### DATA SHOWN

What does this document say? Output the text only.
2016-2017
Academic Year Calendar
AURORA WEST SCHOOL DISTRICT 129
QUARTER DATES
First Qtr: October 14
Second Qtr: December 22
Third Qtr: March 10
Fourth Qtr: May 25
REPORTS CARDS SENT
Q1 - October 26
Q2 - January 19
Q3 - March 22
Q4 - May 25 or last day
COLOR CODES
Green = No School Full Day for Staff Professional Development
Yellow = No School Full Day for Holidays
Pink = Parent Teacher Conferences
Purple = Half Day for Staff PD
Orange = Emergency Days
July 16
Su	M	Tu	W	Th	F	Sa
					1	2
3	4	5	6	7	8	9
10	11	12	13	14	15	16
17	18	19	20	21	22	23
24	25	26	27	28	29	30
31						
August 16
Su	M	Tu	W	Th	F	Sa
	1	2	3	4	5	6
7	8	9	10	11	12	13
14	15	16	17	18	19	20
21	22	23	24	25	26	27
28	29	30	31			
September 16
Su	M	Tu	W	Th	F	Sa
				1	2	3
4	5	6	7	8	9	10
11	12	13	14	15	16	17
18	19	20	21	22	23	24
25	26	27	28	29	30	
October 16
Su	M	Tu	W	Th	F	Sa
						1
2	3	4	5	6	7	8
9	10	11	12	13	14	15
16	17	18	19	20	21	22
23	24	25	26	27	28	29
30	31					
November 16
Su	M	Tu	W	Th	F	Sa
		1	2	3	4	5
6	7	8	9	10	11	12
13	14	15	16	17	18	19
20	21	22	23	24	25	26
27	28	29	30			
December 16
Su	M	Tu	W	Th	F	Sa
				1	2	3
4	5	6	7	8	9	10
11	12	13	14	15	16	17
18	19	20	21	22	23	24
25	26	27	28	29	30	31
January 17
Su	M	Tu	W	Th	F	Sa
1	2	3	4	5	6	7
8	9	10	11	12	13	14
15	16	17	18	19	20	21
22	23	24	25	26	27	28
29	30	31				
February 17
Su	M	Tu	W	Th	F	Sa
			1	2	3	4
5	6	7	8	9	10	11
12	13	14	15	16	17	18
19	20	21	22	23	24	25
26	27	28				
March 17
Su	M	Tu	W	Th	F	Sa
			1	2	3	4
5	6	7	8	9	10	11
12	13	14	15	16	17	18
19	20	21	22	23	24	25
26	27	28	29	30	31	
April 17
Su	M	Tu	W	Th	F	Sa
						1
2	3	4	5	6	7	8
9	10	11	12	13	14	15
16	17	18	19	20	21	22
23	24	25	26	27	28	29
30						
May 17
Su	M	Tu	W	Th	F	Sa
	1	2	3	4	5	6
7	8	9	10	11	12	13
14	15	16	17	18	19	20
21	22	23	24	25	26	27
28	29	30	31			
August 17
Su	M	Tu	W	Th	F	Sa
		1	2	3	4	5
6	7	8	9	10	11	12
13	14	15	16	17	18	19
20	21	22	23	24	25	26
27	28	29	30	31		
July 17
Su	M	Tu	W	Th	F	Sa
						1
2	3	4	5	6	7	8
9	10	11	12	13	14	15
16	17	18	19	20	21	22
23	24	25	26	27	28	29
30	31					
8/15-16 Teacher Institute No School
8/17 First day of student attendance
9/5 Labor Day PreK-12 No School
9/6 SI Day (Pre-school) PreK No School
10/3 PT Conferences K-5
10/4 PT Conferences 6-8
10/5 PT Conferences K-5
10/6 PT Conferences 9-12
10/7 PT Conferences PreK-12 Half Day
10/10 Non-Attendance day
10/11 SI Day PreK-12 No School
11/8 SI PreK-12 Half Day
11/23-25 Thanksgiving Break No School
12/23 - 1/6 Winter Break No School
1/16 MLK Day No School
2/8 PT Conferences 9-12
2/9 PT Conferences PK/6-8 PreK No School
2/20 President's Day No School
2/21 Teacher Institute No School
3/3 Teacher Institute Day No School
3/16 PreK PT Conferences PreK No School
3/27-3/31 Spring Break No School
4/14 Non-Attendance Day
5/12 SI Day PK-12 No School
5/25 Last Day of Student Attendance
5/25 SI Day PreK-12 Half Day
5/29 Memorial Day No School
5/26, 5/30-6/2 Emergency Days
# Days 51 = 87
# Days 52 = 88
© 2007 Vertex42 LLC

######
### DATA SHOWN

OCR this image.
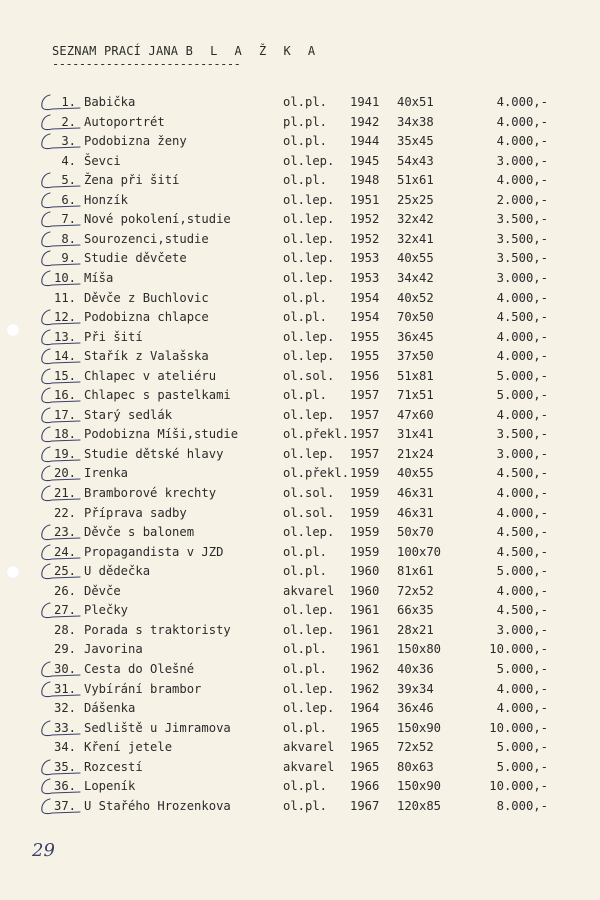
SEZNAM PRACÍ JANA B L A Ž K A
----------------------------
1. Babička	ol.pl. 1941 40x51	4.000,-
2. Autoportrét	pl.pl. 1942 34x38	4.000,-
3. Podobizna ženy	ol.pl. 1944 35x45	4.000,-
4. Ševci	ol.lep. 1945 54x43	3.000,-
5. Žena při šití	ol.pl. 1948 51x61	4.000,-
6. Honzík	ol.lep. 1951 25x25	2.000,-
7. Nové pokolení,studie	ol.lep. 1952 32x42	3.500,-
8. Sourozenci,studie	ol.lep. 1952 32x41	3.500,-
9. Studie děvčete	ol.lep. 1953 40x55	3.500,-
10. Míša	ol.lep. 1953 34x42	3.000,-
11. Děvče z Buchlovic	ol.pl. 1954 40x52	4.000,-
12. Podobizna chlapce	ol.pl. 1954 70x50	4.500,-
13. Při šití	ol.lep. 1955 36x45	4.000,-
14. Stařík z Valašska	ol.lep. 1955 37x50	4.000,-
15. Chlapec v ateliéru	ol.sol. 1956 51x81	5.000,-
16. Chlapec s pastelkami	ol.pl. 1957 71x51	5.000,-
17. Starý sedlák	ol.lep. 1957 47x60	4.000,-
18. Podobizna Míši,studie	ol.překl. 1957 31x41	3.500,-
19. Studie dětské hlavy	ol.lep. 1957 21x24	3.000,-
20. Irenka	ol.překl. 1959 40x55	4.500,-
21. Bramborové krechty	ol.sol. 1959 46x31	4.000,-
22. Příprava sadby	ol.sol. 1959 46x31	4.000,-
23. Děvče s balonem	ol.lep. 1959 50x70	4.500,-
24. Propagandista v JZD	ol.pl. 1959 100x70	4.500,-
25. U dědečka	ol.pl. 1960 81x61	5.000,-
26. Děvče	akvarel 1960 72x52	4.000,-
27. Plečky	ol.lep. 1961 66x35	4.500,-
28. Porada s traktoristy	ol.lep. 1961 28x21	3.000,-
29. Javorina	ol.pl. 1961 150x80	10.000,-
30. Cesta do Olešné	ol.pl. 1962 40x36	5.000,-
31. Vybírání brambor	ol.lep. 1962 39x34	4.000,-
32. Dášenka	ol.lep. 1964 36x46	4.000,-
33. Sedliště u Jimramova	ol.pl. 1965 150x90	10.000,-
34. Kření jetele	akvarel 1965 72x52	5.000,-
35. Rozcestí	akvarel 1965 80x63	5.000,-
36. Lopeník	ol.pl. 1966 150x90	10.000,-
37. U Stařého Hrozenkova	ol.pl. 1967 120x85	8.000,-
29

######

- SHORT EXERCISE
Copy each line in the data that holds the word "Chlapec".

- FINAL RESULT
15. Chlapec v ateliéru	ol.sol. 1956 51x81	5.000,-
16. Chlapec s pastelkami	ol.pl. 1957 71x51	5.000,-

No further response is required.